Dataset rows
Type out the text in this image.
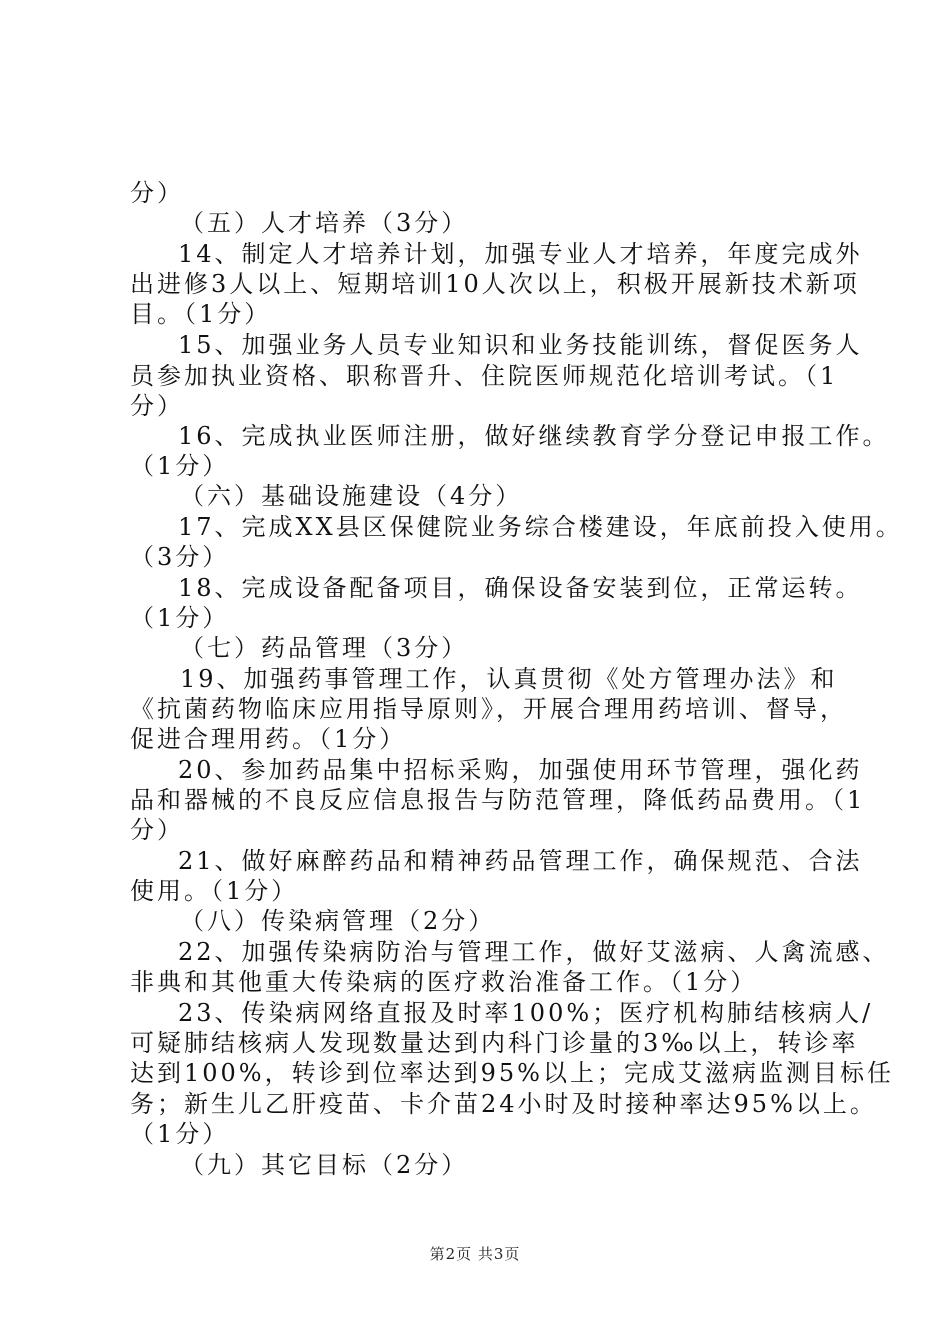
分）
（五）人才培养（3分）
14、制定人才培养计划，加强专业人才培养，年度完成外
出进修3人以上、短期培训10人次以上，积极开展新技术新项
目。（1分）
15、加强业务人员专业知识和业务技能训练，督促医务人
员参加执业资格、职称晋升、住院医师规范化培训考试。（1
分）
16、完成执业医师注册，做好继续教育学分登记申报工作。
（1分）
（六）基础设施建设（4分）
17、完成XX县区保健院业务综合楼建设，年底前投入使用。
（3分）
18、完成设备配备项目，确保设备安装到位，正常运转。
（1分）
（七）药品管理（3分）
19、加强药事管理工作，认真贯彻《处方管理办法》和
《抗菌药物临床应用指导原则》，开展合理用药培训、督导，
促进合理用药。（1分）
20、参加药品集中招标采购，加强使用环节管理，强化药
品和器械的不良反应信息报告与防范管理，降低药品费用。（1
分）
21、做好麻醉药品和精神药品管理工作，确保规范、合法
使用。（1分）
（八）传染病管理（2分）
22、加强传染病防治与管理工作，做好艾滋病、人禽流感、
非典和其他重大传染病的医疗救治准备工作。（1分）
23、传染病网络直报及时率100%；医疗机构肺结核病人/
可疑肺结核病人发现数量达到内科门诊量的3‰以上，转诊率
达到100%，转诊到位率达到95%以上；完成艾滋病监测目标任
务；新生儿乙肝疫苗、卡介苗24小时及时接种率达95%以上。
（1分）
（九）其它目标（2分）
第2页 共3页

* * *

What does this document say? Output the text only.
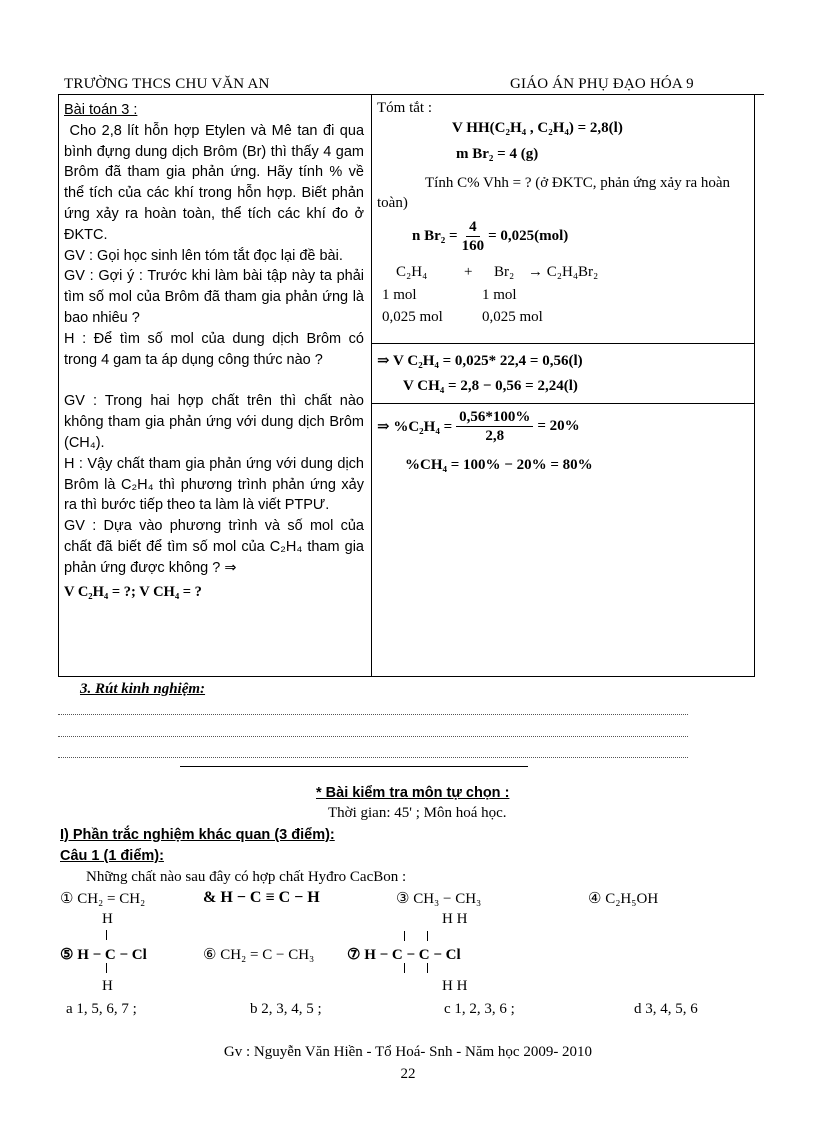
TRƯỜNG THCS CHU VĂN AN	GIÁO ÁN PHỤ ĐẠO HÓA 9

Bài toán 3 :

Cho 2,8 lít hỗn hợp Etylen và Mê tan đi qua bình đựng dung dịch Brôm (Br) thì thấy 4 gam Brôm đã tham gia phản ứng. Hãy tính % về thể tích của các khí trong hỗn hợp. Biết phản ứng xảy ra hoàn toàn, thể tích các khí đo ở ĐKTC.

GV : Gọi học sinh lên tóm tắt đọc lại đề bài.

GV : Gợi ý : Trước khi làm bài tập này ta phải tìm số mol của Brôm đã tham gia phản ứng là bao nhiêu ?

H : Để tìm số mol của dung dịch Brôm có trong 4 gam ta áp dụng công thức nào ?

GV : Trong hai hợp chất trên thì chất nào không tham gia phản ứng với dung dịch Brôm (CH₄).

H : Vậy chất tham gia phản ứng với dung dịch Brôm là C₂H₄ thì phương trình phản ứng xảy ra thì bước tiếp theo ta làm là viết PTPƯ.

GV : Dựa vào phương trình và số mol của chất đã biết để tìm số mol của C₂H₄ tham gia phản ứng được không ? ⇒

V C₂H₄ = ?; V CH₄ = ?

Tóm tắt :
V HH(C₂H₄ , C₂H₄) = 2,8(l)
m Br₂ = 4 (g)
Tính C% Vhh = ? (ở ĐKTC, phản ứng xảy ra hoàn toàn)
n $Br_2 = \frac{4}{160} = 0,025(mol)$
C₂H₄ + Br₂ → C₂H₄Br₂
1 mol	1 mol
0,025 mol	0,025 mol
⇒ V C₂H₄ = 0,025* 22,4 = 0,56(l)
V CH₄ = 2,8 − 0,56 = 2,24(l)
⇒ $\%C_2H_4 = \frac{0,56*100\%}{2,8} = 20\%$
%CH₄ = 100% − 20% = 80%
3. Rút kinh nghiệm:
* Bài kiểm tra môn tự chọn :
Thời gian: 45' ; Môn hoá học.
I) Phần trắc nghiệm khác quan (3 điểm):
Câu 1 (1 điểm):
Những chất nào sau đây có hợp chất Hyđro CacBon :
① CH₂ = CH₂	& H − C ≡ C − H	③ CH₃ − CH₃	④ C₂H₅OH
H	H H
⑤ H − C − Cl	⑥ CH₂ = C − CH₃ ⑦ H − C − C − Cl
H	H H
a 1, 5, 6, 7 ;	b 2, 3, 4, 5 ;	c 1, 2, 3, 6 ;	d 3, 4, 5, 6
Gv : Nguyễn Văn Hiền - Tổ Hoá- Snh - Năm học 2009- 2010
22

- **Written instruction**:
Make a tally of the lines in this data that include the string "text", and answer with that tally alone.

- **Expected output**:
2